### The problem:
Extract every line that contains the string "data".
^^^^^^^^^^^^^^^^
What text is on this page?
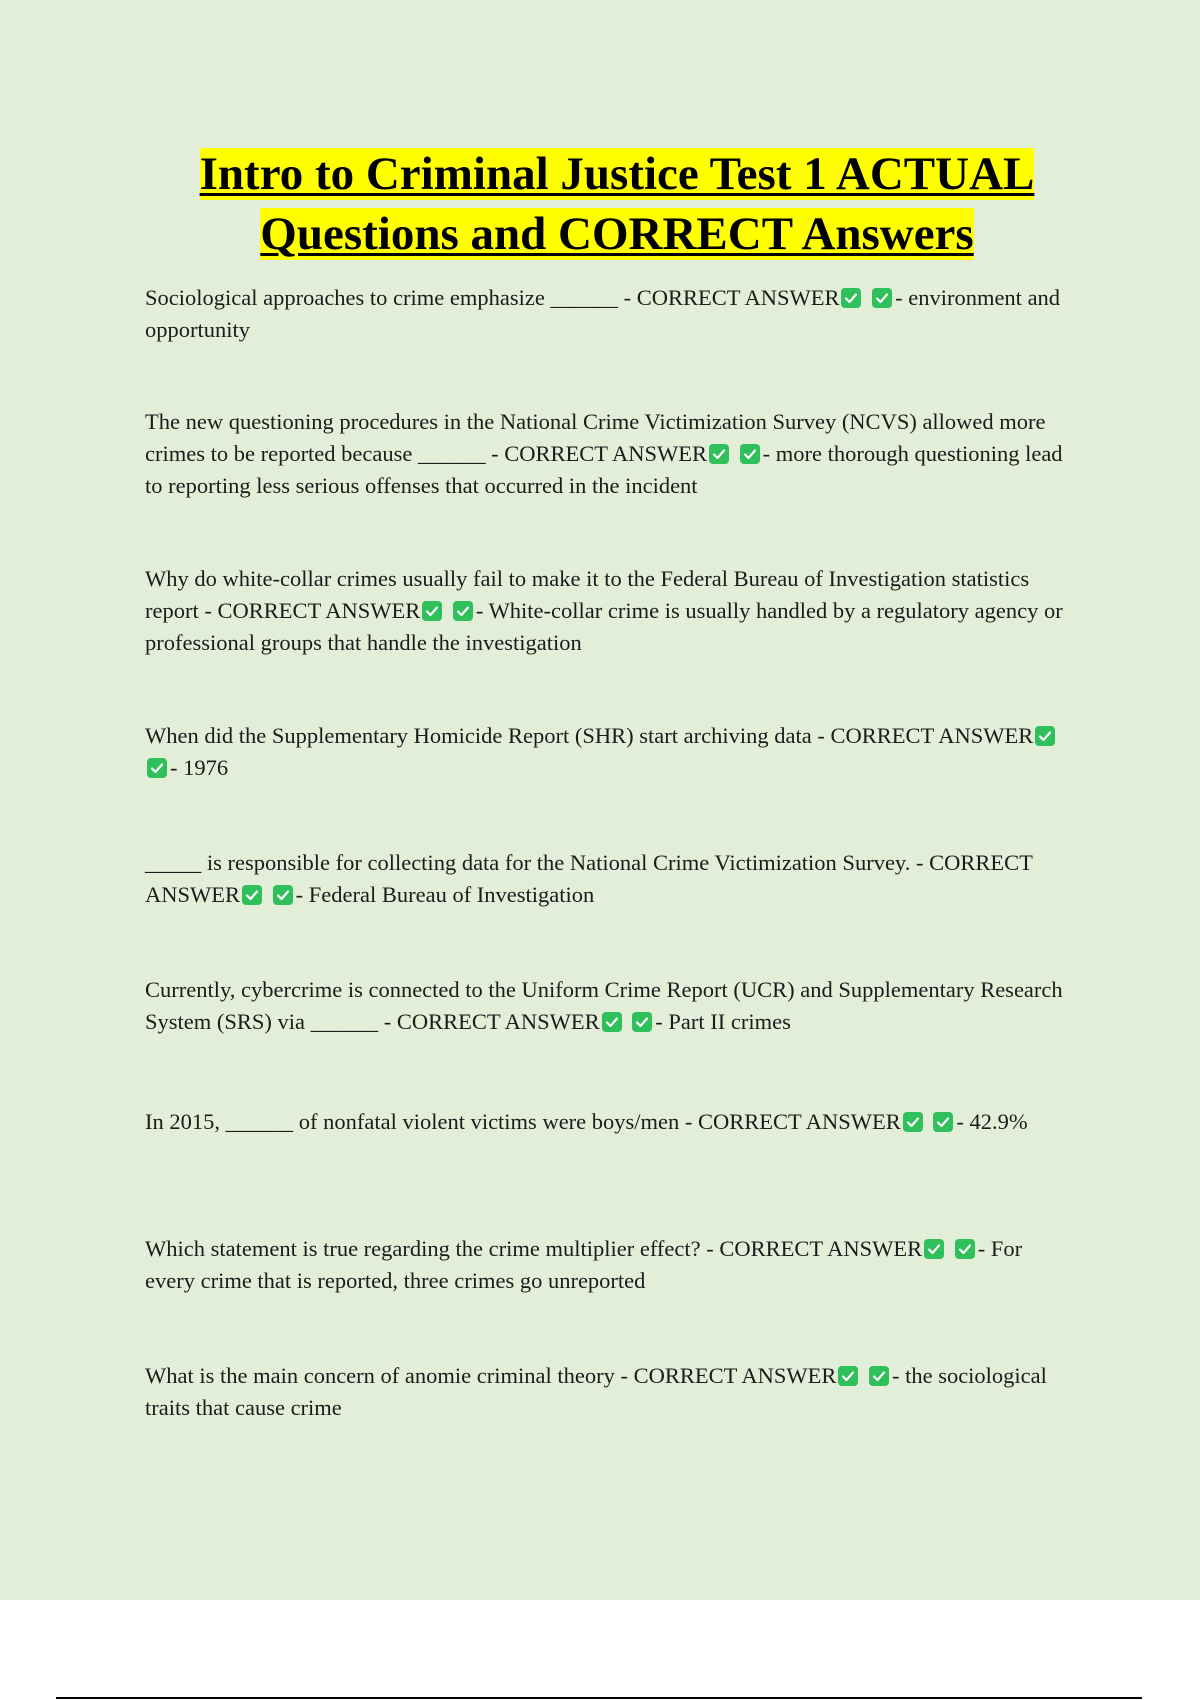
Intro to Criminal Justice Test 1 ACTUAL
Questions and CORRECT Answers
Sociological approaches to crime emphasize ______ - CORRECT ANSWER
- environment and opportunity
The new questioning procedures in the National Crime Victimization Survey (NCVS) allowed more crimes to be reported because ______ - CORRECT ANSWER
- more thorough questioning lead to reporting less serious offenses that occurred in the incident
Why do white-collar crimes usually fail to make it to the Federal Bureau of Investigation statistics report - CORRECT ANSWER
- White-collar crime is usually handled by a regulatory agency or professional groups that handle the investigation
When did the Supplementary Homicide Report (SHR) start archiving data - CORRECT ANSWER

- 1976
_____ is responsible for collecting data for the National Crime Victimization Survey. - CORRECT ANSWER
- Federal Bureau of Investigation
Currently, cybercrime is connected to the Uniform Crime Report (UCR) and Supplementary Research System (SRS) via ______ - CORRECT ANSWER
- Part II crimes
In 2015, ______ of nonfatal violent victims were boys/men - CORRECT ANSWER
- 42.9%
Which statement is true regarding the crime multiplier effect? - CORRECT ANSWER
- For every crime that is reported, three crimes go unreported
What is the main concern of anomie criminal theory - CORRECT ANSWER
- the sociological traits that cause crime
^^^^^^^^^^^^^^^^
### Expected answer:
When did the Supplementary Homicide Report (SHR) start archiving data - CORRECT ANSWER
_____ is responsible for collecting data for the National Crime Victimization Survey. - CORRECT ANSWER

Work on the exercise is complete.